(Entries from a visual dataset)
☆ ☆ ☆
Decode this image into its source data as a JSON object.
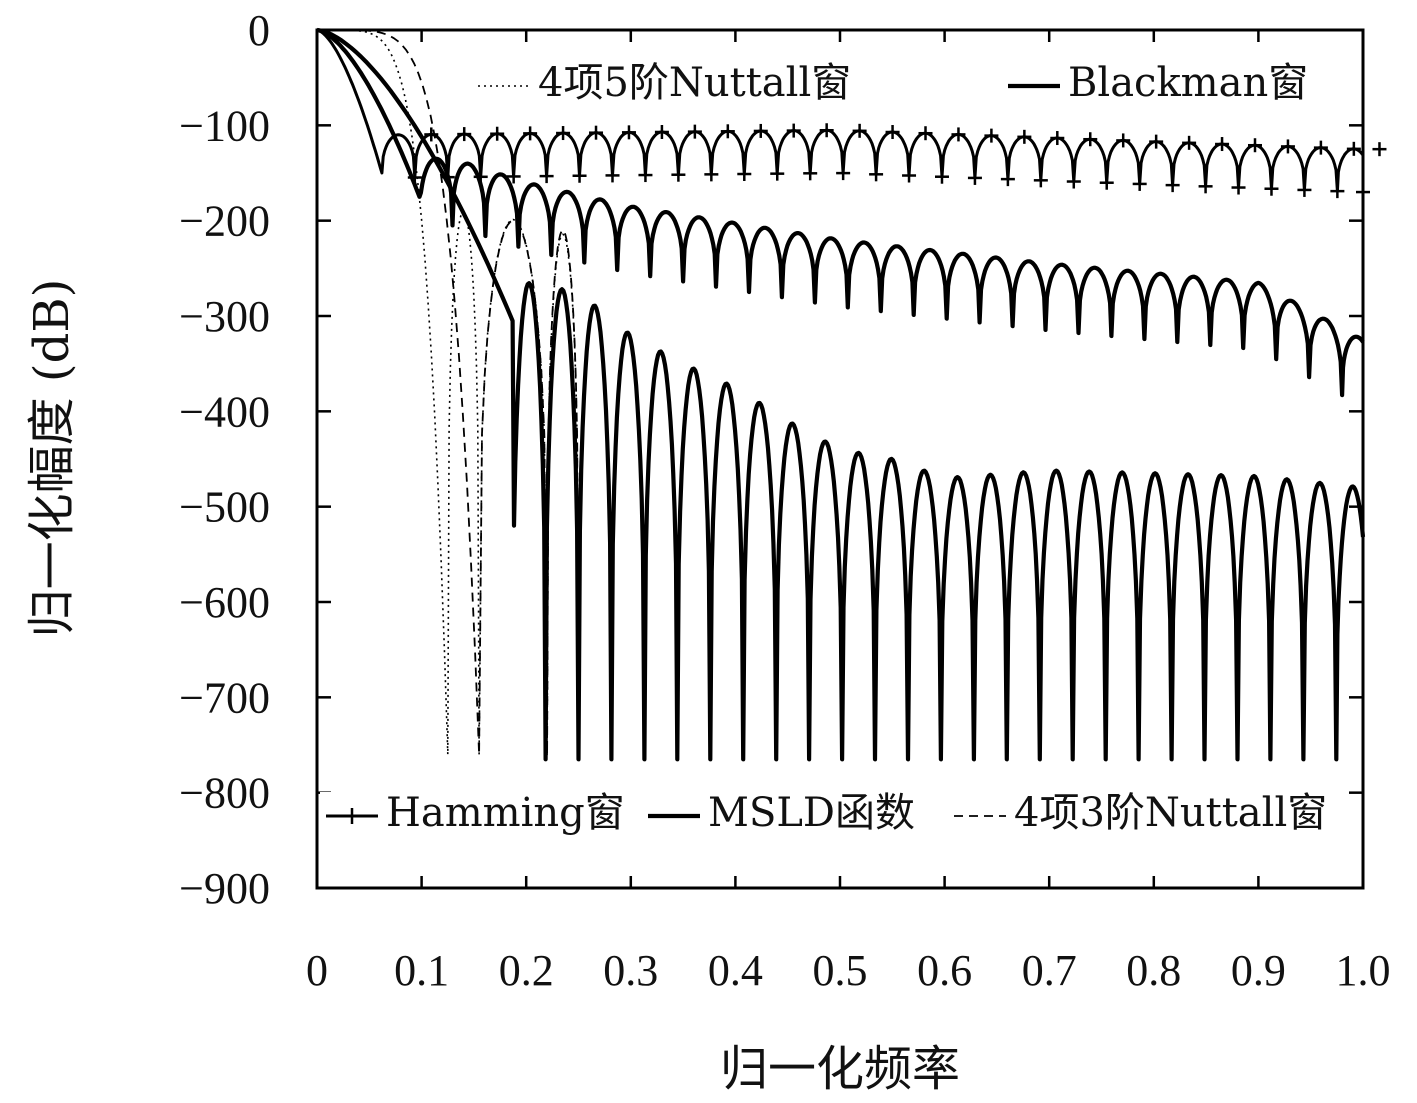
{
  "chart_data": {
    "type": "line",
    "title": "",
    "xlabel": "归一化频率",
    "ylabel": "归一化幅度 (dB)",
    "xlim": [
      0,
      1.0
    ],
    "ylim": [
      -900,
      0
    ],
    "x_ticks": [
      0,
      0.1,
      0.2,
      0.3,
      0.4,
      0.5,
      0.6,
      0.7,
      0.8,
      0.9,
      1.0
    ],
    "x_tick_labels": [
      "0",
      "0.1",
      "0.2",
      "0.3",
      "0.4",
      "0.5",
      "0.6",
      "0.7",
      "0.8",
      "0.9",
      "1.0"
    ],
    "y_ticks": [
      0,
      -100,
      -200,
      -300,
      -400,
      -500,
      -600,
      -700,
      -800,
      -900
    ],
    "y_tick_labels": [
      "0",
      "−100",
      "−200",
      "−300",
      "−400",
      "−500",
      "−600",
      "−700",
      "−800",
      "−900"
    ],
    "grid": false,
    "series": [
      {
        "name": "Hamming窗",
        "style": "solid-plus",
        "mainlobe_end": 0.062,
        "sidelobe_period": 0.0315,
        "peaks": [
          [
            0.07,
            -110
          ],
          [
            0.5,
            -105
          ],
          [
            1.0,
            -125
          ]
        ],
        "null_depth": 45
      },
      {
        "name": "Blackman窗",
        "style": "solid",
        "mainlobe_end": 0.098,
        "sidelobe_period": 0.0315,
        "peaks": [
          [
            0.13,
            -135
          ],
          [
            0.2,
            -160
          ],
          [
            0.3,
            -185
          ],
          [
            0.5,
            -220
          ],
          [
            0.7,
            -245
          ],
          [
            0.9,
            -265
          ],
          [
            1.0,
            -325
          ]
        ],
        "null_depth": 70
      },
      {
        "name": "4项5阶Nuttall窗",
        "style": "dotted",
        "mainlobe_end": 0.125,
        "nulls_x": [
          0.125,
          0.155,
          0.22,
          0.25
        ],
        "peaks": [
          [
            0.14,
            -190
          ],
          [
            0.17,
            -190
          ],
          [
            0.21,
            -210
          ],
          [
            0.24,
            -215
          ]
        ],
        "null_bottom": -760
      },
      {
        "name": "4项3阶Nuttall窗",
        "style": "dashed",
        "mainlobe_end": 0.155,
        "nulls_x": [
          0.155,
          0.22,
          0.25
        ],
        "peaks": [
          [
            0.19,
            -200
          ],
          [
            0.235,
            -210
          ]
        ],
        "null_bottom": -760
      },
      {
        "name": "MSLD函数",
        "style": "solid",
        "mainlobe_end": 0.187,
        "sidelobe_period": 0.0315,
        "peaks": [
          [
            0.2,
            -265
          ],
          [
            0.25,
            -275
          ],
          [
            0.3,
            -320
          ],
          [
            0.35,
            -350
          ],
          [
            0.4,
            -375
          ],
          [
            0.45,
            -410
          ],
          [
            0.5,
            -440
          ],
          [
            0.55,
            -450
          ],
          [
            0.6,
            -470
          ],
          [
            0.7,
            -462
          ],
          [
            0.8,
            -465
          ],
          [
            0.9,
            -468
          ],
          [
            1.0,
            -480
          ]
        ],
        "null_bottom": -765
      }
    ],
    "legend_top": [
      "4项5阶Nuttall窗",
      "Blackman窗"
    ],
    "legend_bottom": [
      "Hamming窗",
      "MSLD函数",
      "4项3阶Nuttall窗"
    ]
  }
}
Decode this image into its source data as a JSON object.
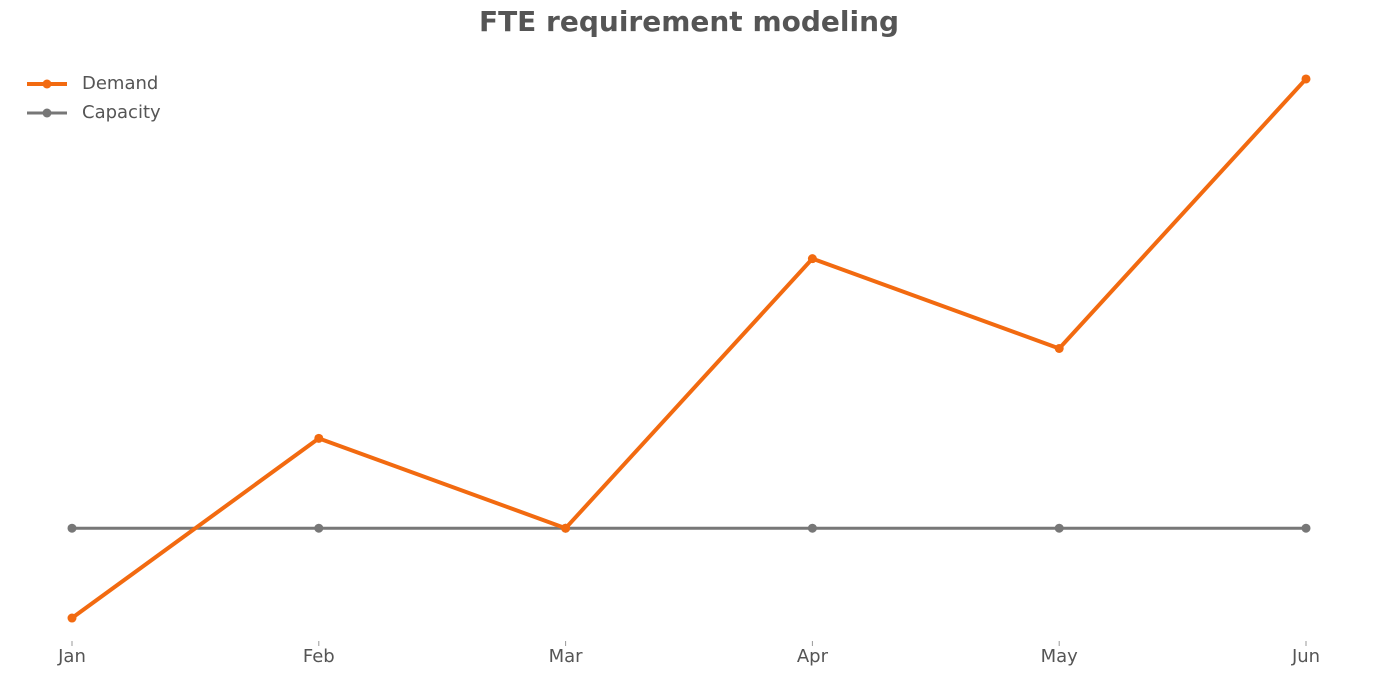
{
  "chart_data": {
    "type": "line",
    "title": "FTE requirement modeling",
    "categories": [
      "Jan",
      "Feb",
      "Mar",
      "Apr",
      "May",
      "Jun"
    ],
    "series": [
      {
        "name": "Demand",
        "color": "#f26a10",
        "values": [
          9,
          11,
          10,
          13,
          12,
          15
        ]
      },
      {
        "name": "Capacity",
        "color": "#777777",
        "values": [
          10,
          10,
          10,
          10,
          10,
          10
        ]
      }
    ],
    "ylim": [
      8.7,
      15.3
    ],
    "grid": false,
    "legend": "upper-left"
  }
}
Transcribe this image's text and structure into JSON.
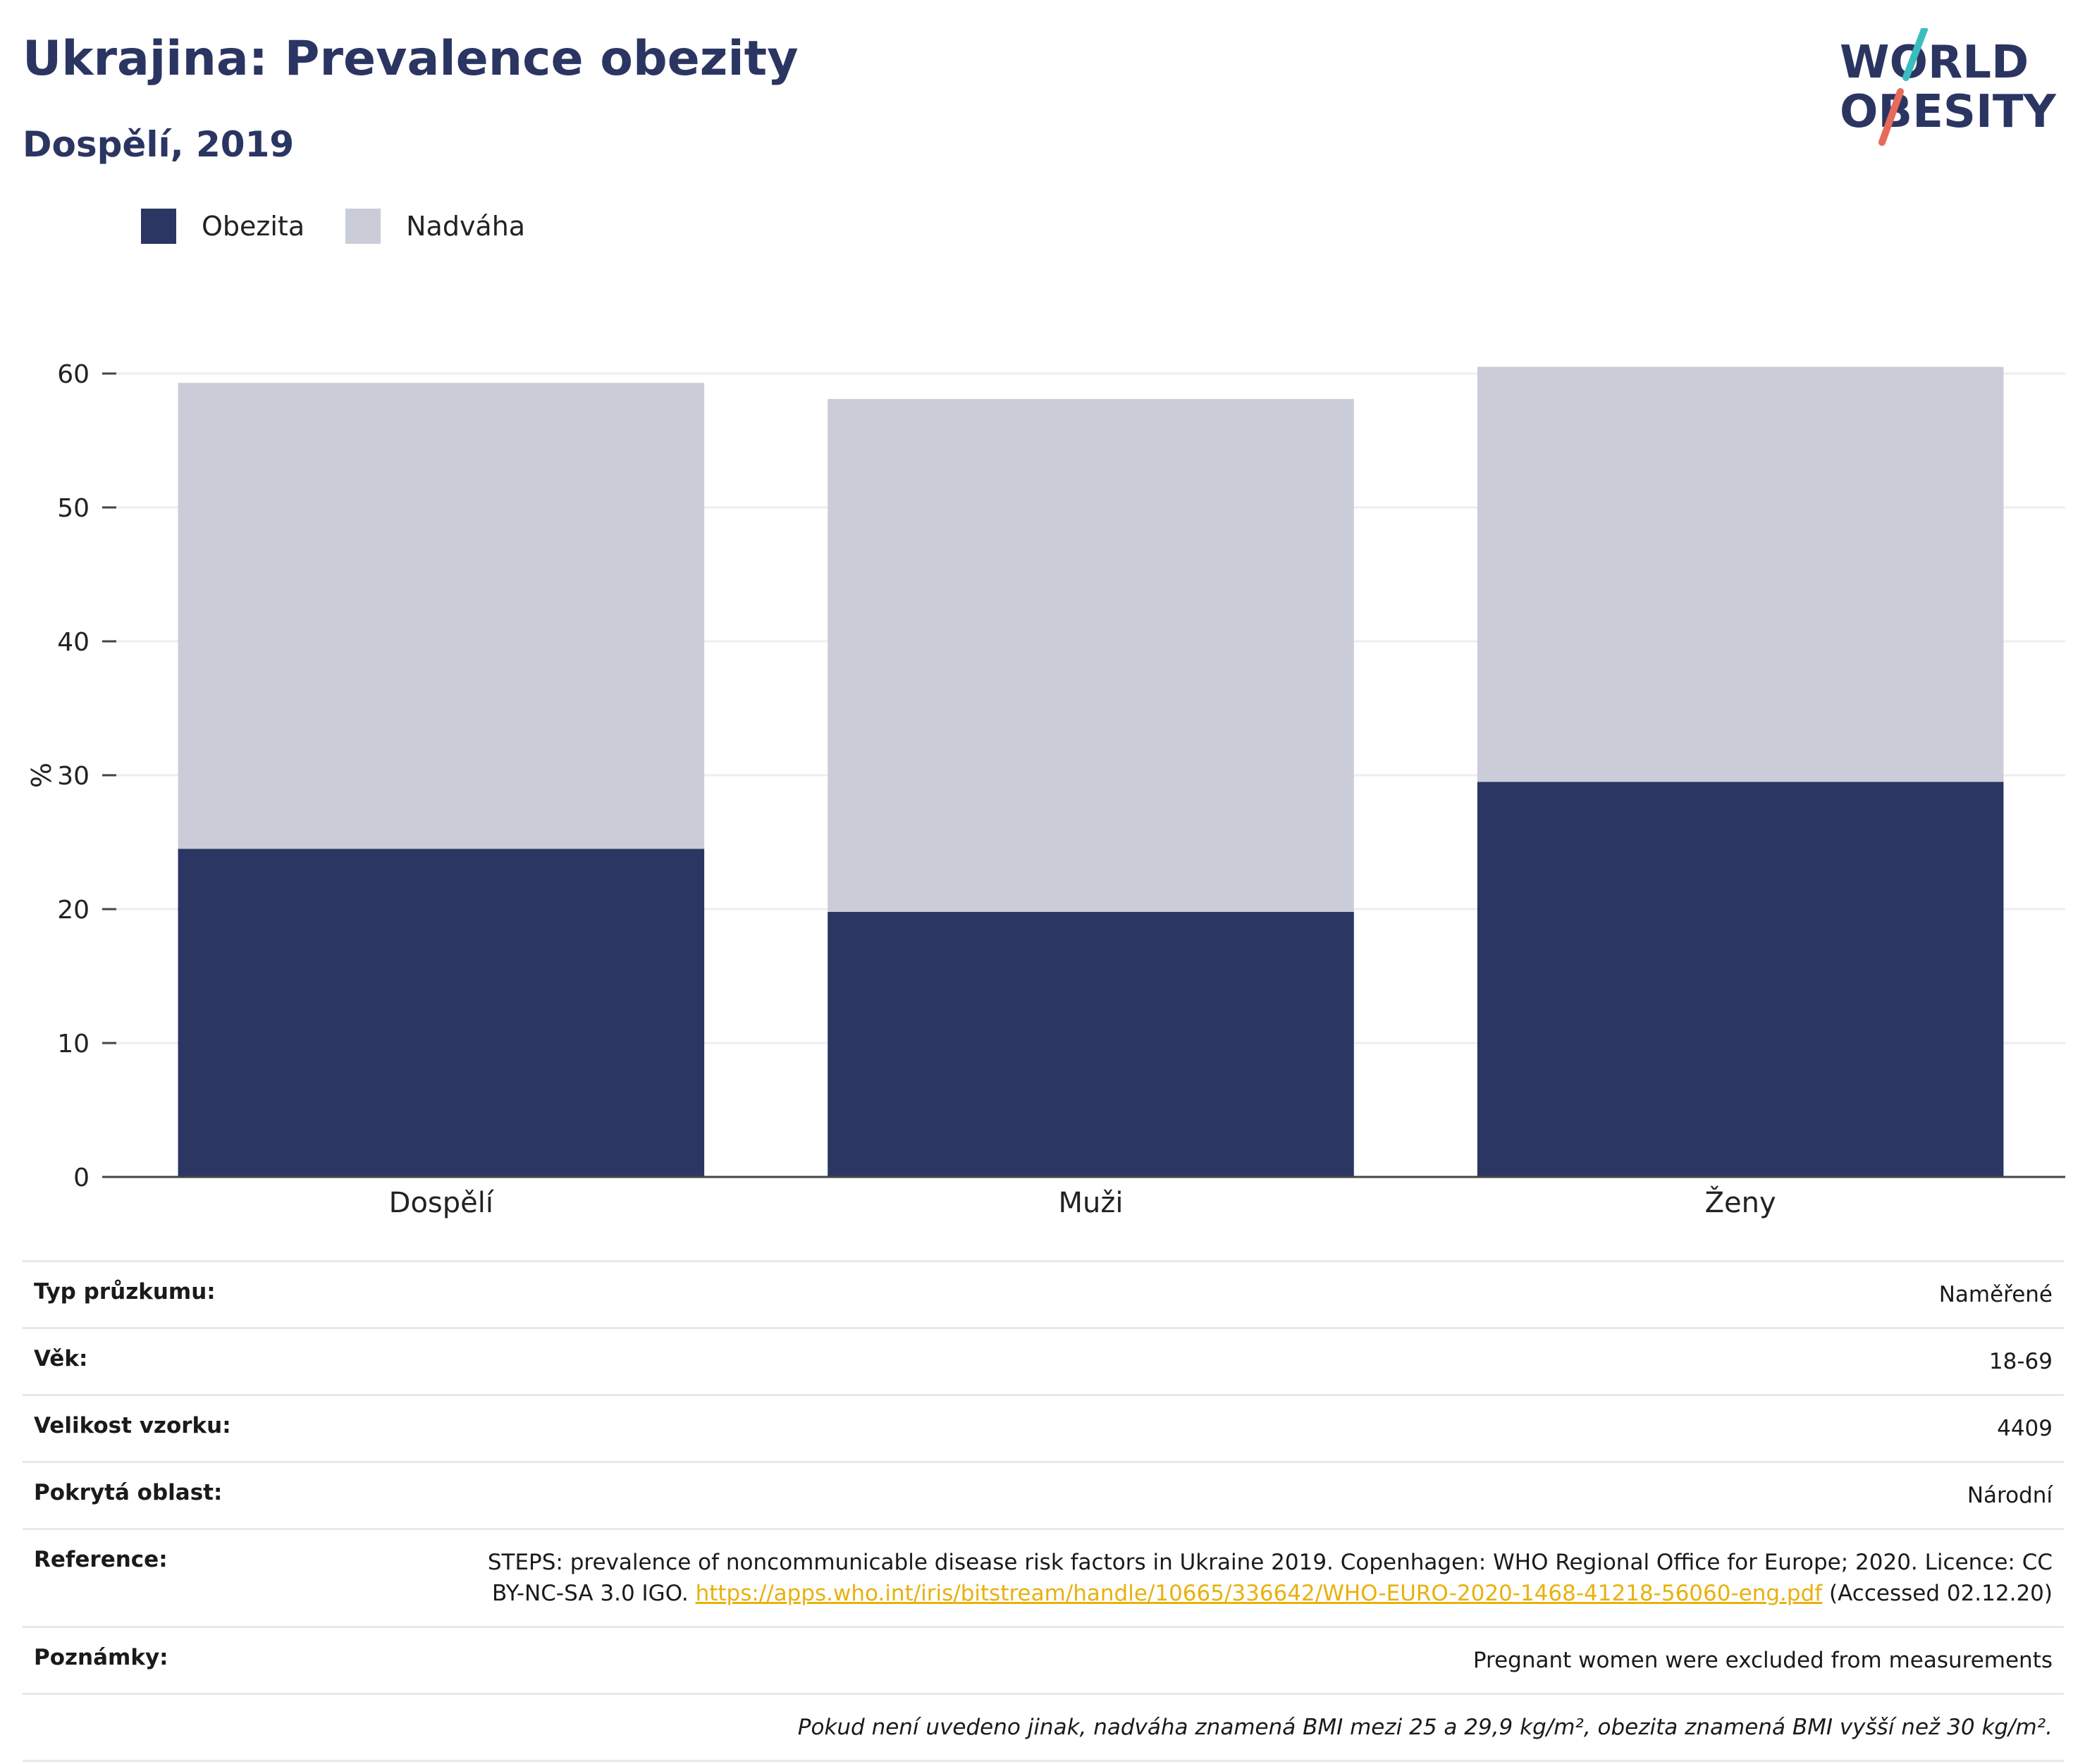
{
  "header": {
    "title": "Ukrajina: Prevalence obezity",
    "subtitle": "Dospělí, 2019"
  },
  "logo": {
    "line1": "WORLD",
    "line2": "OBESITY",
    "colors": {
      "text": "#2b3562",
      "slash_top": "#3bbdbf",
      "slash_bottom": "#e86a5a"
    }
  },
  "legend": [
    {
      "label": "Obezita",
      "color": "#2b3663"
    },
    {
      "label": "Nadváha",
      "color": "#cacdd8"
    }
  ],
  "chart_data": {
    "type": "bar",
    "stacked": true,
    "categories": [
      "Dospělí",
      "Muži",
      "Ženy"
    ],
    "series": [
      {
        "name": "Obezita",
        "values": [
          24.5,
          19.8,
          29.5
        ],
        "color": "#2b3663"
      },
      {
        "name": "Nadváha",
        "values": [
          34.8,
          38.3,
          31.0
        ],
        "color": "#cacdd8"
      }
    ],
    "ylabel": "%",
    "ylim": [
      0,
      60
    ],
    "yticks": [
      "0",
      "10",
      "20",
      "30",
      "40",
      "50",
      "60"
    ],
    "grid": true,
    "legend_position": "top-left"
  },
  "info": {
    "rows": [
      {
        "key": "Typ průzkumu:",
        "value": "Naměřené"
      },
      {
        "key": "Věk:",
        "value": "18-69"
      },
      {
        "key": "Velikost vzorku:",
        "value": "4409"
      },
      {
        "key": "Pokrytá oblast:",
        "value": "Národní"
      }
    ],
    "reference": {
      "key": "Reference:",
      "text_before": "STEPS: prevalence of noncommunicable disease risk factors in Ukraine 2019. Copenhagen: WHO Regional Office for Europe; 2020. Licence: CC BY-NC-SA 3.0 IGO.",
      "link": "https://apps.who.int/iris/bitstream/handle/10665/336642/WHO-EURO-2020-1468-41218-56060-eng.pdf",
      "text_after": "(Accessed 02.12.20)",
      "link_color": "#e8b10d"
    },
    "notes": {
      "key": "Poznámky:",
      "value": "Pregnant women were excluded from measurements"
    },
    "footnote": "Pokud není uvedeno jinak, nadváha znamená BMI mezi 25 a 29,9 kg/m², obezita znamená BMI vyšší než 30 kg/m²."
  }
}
☆ ☆ ☆
# [Task directions]
Reproduce the full material exactly, excluding the pictures.

# [Task solution]
Decode this image into its source data as a JSON object.
{
  "chart_data": {
    "type": "line",
    "title": "",
    "xlabel": "归一化频率",
    "ylabel": "归一化幅度 (dB)",
    "xlim": [
      0,
      1.0
    ],
    "ylim": [
      -900,
      0
    ],
    "x_ticks": [
      0,
      0.1,
      0.2,
      0.3,
      0.4,
      0.5,
      0.6,
      0.7,
      0.8,
      0.9,
      1.0
    ],
    "x_tick_labels": [
      "0",
      "0.1",
      "0.2",
      "0.3",
      "0.4",
      "0.5",
      "0.6",
      "0.7",
      "0.8",
      "0.9",
      "1.0"
    ],
    "y_ticks": [
      0,
      -100,
      -200,
      -300,
      -400,
      -500,
      -600,
      -700,
      -800,
      -900
    ],
    "y_tick_labels": [
      "0",
      "−100",
      "−200",
      "−300",
      "−400",
      "−500",
      "−600",
      "−700",
      "−800",
      "−900"
    ],
    "grid": false,
    "series": [
      {
        "name": "Hamming窗",
        "style": "solid-plus",
        "mainlobe_end": 0.062,
        "sidelobe_period": 0.0315,
        "peaks": [
          [
            0.07,
            -110
          ],
          [
            0.5,
            -105
          ],
          [
            1.0,
            -125
          ]
        ],
        "null_depth": 45
      },
      {
        "name": "Blackman窗",
        "style": "solid",
        "mainlobe_end": 0.098,
        "sidelobe_period": 0.0315,
        "peaks": [
          [
            0.13,
            -135
          ],
          [
            0.2,
            -160
          ],
          [
            0.3,
            -185
          ],
          [
            0.5,
            -220
          ],
          [
            0.7,
            -245
          ],
          [
            0.9,
            -265
          ],
          [
            1.0,
            -325
          ]
        ],
        "null_depth": 70
      },
      {
        "name": "4项5阶Nuttall窗",
        "style": "dotted",
        "mainlobe_end": 0.125,
        "nulls_x": [
          0.125,
          0.155,
          0.22,
          0.25
        ],
        "peaks": [
          [
            0.14,
            -190
          ],
          [
            0.17,
            -190
          ],
          [
            0.21,
            -210
          ],
          [
            0.24,
            -215
          ]
        ],
        "null_bottom": -760
      },
      {
        "name": "4项3阶Nuttall窗",
        "style": "dashed",
        "mainlobe_end": 0.155,
        "nulls_x": [
          0.155,
          0.22,
          0.25
        ],
        "peaks": [
          [
            0.19,
            -200
          ],
          [
            0.235,
            -210
          ]
        ],
        "null_bottom": -760
      },
      {
        "name": "MSLD函数",
        "style": "solid",
        "mainlobe_end": 0.187,
        "sidelobe_period": 0.0315,
        "peaks": [
          [
            0.2,
            -265
          ],
          [
            0.25,
            -275
          ],
          [
            0.3,
            -320
          ],
          [
            0.35,
            -350
          ],
          [
            0.4,
            -375
          ],
          [
            0.45,
            -410
          ],
          [
            0.5,
            -440
          ],
          [
            0.55,
            -450
          ],
          [
            0.6,
            -470
          ],
          [
            0.7,
            -462
          ],
          [
            0.8,
            -465
          ],
          [
            0.9,
            -468
          ],
          [
            1.0,
            -480
          ]
        ],
        "null_bottom": -765
      }
    ],
    "legend_top": [
      "4项5阶Nuttall窗",
      "Blackman窗"
    ],
    "legend_bottom": [
      "Hamming窗",
      "MSLD函数",
      "4项3阶Nuttall窗"
    ]
  }
}
Decode this image into its source data as a JSON object.
{
  "chart_data": {
    "type": "line",
    "title": "FTE requirement modeling",
    "categories": [
      "Jan",
      "Feb",
      "Mar",
      "Apr",
      "May",
      "Jun"
    ],
    "series": [
      {
        "name": "Demand",
        "color": "#f26a10",
        "values": [
          9,
          11,
          10,
          13,
          12,
          15
        ]
      },
      {
        "name": "Capacity",
        "color": "#777777",
        "values": [
          10,
          10,
          10,
          10,
          10,
          10
        ]
      }
    ],
    "ylim": [
      8.7,
      15.3
    ],
    "grid": false,
    "legend": "upper-left"
  }
}
Transcribe this image's text and structure into JSON.
{
  "header": {
    "title": "Ukrajina: Prevalence obezity",
    "subtitle": "Dospělí, 2019"
  },
  "logo": {
    "line1": "WORLD",
    "line2": "OBESITY",
    "colors": {
      "text": "#2b3562",
      "slash_top": "#3bbdbf",
      "slash_bottom": "#e86a5a"
    }
  },
  "legend": [
    {
      "label": "Obezita",
      "color": "#2b3663"
    },
    {
      "label": "Nadváha",
      "color": "#cacdd8"
    }
  ],
  "chart_data": {
    "type": "bar",
    "stacked": true,
    "categories": [
      "Dospělí",
      "Muži",
      "Ženy"
    ],
    "series": [
      {
        "name": "Obezita",
        "values": [
          24.5,
          19.8,
          29.5
        ],
        "color": "#2b3663"
      },
      {
        "name": "Nadváha",
        "values": [
          34.8,
          38.3,
          31.0
        ],
        "color": "#cacdd8"
      }
    ],
    "ylabel": "%",
    "ylim": [
      0,
      60
    ],
    "yticks": [
      "0",
      "10",
      "20",
      "30",
      "40",
      "50",
      "60"
    ],
    "grid": true,
    "legend_position": "top-left"
  },
  "info": {
    "rows": [
      {
        "key": "Typ průzkumu:",
        "value": "Naměřené"
      },
      {
        "key": "Věk:",
        "value": "18-69"
      },
      {
        "key": "Velikost vzorku:",
        "value": "4409"
      },
      {
        "key": "Pokrytá oblast:",
        "value": "Národní"
      }
    ],
    "reference": {
      "key": "Reference:",
      "text_before": "STEPS: prevalence of noncommunicable disease risk factors in Ukraine 2019. Copenhagen: WHO Regional Office for Europe; 2020. Licence: CC BY-NC-SA 3.0 IGO.",
      "link": "https://apps.who.int/iris/bitstream/handle/10665/336642/WHO-EURO-2020-1468-41218-56060-eng.pdf",
      "text_after": "(Accessed 02.12.20)",
      "link_color": "#e8b10d"
    },
    "notes": {
      "key": "Poznámky:",
      "value": "Pregnant women were excluded from measurements"
    },
    "footnote": "Pokud není uvedeno jinak, nadváha znamená BMI mezi 25 a 29,9 kg/m², obezita znamená BMI vyšší než 30 kg/m²."
  }
}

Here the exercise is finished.